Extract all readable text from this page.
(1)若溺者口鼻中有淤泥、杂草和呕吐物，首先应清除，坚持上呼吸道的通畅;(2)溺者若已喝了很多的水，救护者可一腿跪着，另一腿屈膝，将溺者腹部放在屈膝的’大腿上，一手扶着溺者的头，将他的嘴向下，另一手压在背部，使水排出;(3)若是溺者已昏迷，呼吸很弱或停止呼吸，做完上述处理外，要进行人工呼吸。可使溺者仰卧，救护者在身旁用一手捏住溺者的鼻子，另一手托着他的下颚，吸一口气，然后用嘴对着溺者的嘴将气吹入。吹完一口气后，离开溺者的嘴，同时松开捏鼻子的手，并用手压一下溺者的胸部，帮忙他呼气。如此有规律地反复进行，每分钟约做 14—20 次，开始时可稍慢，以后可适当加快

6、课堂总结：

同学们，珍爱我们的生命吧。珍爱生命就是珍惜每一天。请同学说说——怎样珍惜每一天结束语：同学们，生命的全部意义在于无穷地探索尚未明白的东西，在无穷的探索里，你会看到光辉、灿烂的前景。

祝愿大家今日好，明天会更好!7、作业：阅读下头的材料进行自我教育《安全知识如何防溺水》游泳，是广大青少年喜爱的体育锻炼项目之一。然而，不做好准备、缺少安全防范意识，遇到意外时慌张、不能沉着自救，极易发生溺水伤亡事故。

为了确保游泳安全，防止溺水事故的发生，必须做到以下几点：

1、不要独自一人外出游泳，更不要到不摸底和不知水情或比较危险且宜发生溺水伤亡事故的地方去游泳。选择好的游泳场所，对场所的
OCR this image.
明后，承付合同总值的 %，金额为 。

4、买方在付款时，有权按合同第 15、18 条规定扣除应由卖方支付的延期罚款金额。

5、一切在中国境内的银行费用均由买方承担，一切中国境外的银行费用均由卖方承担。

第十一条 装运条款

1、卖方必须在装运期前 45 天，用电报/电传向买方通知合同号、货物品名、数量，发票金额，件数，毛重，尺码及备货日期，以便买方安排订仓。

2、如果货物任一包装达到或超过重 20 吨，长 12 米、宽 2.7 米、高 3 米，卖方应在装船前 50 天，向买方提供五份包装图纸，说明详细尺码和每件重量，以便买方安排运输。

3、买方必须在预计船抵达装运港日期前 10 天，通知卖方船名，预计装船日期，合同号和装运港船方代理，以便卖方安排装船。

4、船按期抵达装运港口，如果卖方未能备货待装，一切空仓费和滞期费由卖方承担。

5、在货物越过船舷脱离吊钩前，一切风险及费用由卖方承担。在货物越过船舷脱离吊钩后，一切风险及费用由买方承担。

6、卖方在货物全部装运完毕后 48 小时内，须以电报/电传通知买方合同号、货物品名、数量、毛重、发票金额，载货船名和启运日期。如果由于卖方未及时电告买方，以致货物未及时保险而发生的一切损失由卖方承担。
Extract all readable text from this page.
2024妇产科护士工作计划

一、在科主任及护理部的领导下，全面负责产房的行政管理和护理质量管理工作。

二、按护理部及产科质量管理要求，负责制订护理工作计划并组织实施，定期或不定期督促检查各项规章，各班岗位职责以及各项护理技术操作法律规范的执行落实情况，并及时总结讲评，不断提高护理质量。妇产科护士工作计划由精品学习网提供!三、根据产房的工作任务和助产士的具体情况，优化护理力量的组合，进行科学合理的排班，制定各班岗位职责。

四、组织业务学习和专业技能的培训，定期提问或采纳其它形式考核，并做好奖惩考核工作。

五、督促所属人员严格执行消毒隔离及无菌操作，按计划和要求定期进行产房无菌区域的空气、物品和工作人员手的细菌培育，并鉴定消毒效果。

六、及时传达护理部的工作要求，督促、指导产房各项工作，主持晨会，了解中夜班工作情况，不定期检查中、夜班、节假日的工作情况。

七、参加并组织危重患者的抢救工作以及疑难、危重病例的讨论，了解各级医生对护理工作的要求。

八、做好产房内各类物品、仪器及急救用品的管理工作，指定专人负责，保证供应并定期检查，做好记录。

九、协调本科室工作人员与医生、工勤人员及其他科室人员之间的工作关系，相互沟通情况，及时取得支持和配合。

-----

### TASK PROMPT
Output all of the data again, exactly.

### EXERCISE OUTPUT
Extract all readable text from this page.
(1)若溺者口鼻中有淤泥、杂草和呕吐物，首先应清除，坚持上呼吸道的通畅;(2)溺者若已喝了很多的水，救护者可一腿跪着，另一腿屈膝，将溺者腹部放在屈膝的’大腿上，一手扶着溺者的头，将他的嘴向下，另一手压在背部，使水排出;(3)若是溺者已昏迷，呼吸很弱或停止呼吸，做完上述处理外，要进行人工呼吸。可使溺者仰卧，救护者在身旁用一手捏住溺者的鼻子，另一手托着他的下颚，吸一口气，然后用嘴对着溺者的嘴将气吹入。吹完一口气后，离开溺者的嘴，同时松开捏鼻子的手，并用手压一下溺者的胸部，帮忙他呼气。如此有规律地反复进行，每分钟约做 14—20 次，开始时可稍慢，以后可适当加快

6、课堂总结：

同学们，珍爱我们的生命吧。珍爱生命就是珍惜每一天。请同学说说——怎样珍惜每一天结束语：同学们，生命的全部意义在于无穷地探索尚未明白的东西，在无穷的探索里，你会看到光辉、灿烂的前景。

祝愿大家今日好，明天会更好!7、作业：阅读下头的材料进行自我教育《安全知识如何防溺水》游泳，是广大青少年喜爱的体育锻炼项目之一。然而，不做好准备、缺少安全防范意识，遇到意外时慌张、不能沉着自救，极易发生溺水伤亡事故。

为了确保游泳安全，防止溺水事故的发生，必须做到以下几点：

1、不要独自一人外出游泳，更不要到不摸底和不知水情或比较危险且宜发生溺水伤亡事故的地方去游泳。选择好的游泳场所，对场所的
OCR this image.
明后，承付合同总值的 %，金额为 。

4、买方在付款时，有权按合同第 15、18 条规定扣除应由卖方支付的延期罚款金额。

5、一切在中国境内的银行费用均由买方承担，一切中国境外的银行费用均由卖方承担。

第十一条 装运条款

1、卖方必须在装运期前 45 天，用电报/电传向买方通知合同号、货物品名、数量，发票金额，件数，毛重，尺码及备货日期，以便买方安排订仓。

2、如果货物任一包装达到或超过重 20 吨，长 12 米、宽 2.7 米、高 3 米，卖方应在装船前 50 天，向买方提供五份包装图纸，说明详细尺码和每件重量，以便买方安排运输。

3、买方必须在预计船抵达装运港日期前 10 天，通知卖方船名，预计装船日期，合同号和装运港船方代理，以便卖方安排装船。

4、船按期抵达装运港口，如果卖方未能备货待装，一切空仓费和滞期费由卖方承担。

5、在货物越过船舷脱离吊钩前，一切风险及费用由卖方承担。在货物越过船舷脱离吊钩后，一切风险及费用由买方承担。

6、卖方在货物全部装运完毕后 48 小时内，须以电报/电传通知买方合同号、货物品名、数量、毛重、发票金额，载货船名和启运日期。如果由于卖方未及时电告买方，以致货物未及时保险而发生的一切损失由卖方承担。
Extract all readable text from this page.
2024妇产科护士工作计划

一、在科主任及护理部的领导下，全面负责产房的行政管理和护理质量管理工作。

二、按护理部及产科质量管理要求，负责制订护理工作计划并组织实施，定期或不定期督促检查各项规章，各班岗位职责以及各项护理技术操作法律规范的执行落实情况，并及时总结讲评，不断提高护理质量。妇产科护士工作计划由精品学习网提供!三、根据产房的工作任务和助产士的具体情况，优化护理力量的组合，进行科学合理的排班，制定各班岗位职责。

四、组织业务学习和专业技能的培训，定期提问或采纳其它形式考核，并做好奖惩考核工作。

五、督促所属人员严格执行消毒隔离及无菌操作，按计划和要求定期进行产房无菌区域的空气、物品和工作人员手的细菌培育，并鉴定消毒效果。

六、及时传达护理部的工作要求，督促、指导产房各项工作，主持晨会，了解中夜班工作情况，不定期检查中、夜班、节假日的工作情况。

七、参加并组织危重患者的抢救工作以及疑难、危重病例的讨论，了解各级医生对护理工作的要求。

八、做好产房内各类物品、仪器及急救用品的管理工作，指定专人负责，保证供应并定期检查，做好记录。

九、协调本科室工作人员与医生、工勤人员及其他科室人员之间的工作关系，相互沟通情况，及时取得支持和配合。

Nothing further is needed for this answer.